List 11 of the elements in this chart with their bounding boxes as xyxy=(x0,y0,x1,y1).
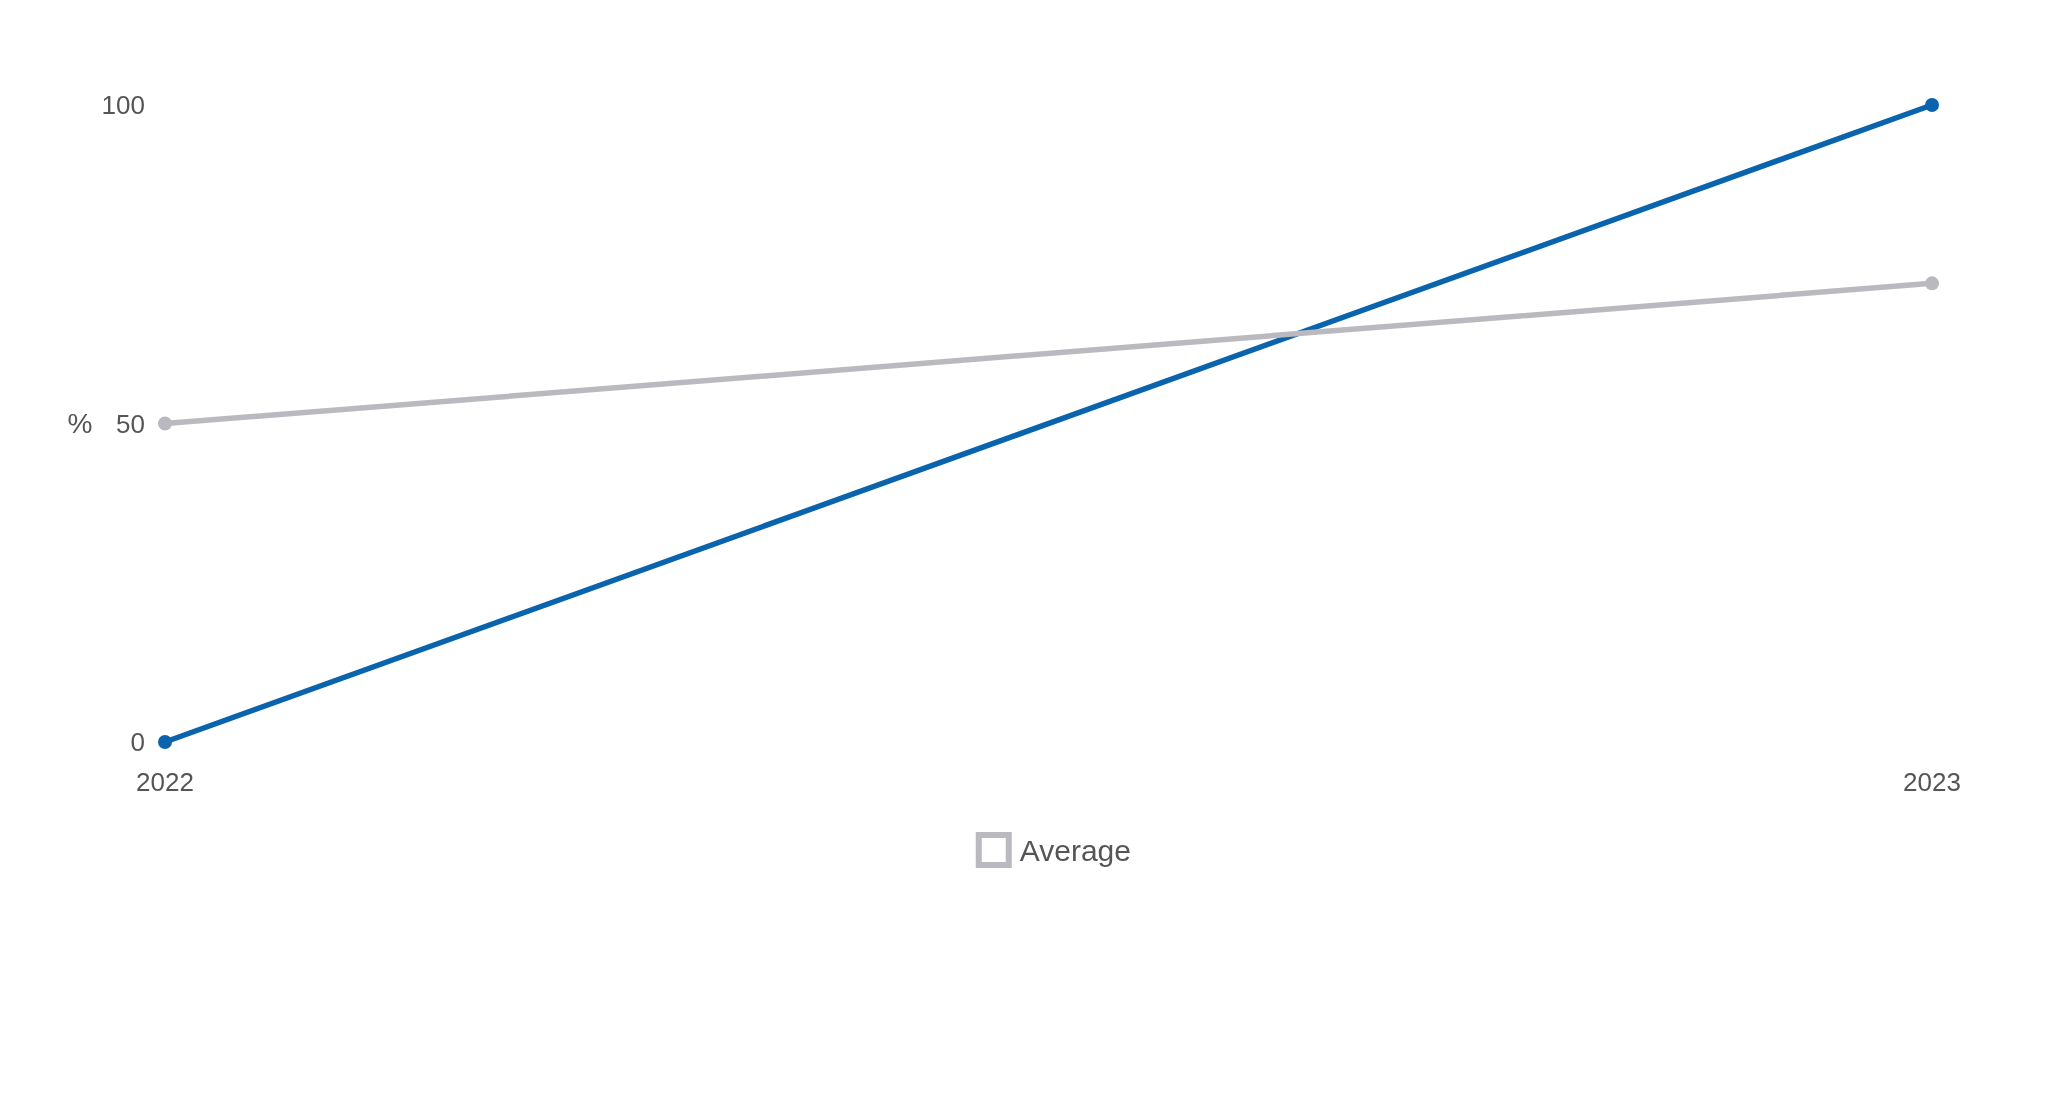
point xyxy=(1925,276,1939,291)
y-axis-title: % xyxy=(67,408,93,440)
y-tick-label: 50 xyxy=(116,408,145,439)
legend-label: Average xyxy=(1019,833,1131,867)
point xyxy=(158,735,172,749)
x-tick-label: 2023 xyxy=(1903,767,1961,798)
y-tick-label: 0 xyxy=(130,727,145,758)
y-tick-label: 100 xyxy=(101,90,145,121)
point xyxy=(158,416,172,431)
x-tick-label: 2022 xyxy=(136,767,194,798)
point xyxy=(1925,98,1939,112)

* **TASK DESCRIPTION**
Could you render every line of the rows above as a JSON list of strings, one string per line, with blank lines dropped and the pictures left out?

* **FINISHED TASK**
[
  "List 11 of the elements in this chart with their bounding boxes as xyxy=(x0,y0,x1,y1).",
  "point xyxy=(1925,276,1939,291)",
  "y-axis-title: % xyxy=(67,408,93,440)",
  "y-tick-label: 50 xyxy=(116,408,145,439)",
  "legend-label: Average xyxy=(1019,833,1131,867)",
  "point xyxy=(158,735,172,749)",
  "x-tick-label: 2023 xyxy=(1903,767,1961,798)",
  "y-tick-label: 0 xyxy=(130,727,145,758)",
  "y-tick-label: 100 xyxy=(101,90,145,121)",
  "point xyxy=(158,416,172,431)",
  "x-tick-label: 2022 xyxy=(136,767,194,798)",
  "point xyxy=(1925,98,1939,112)"
]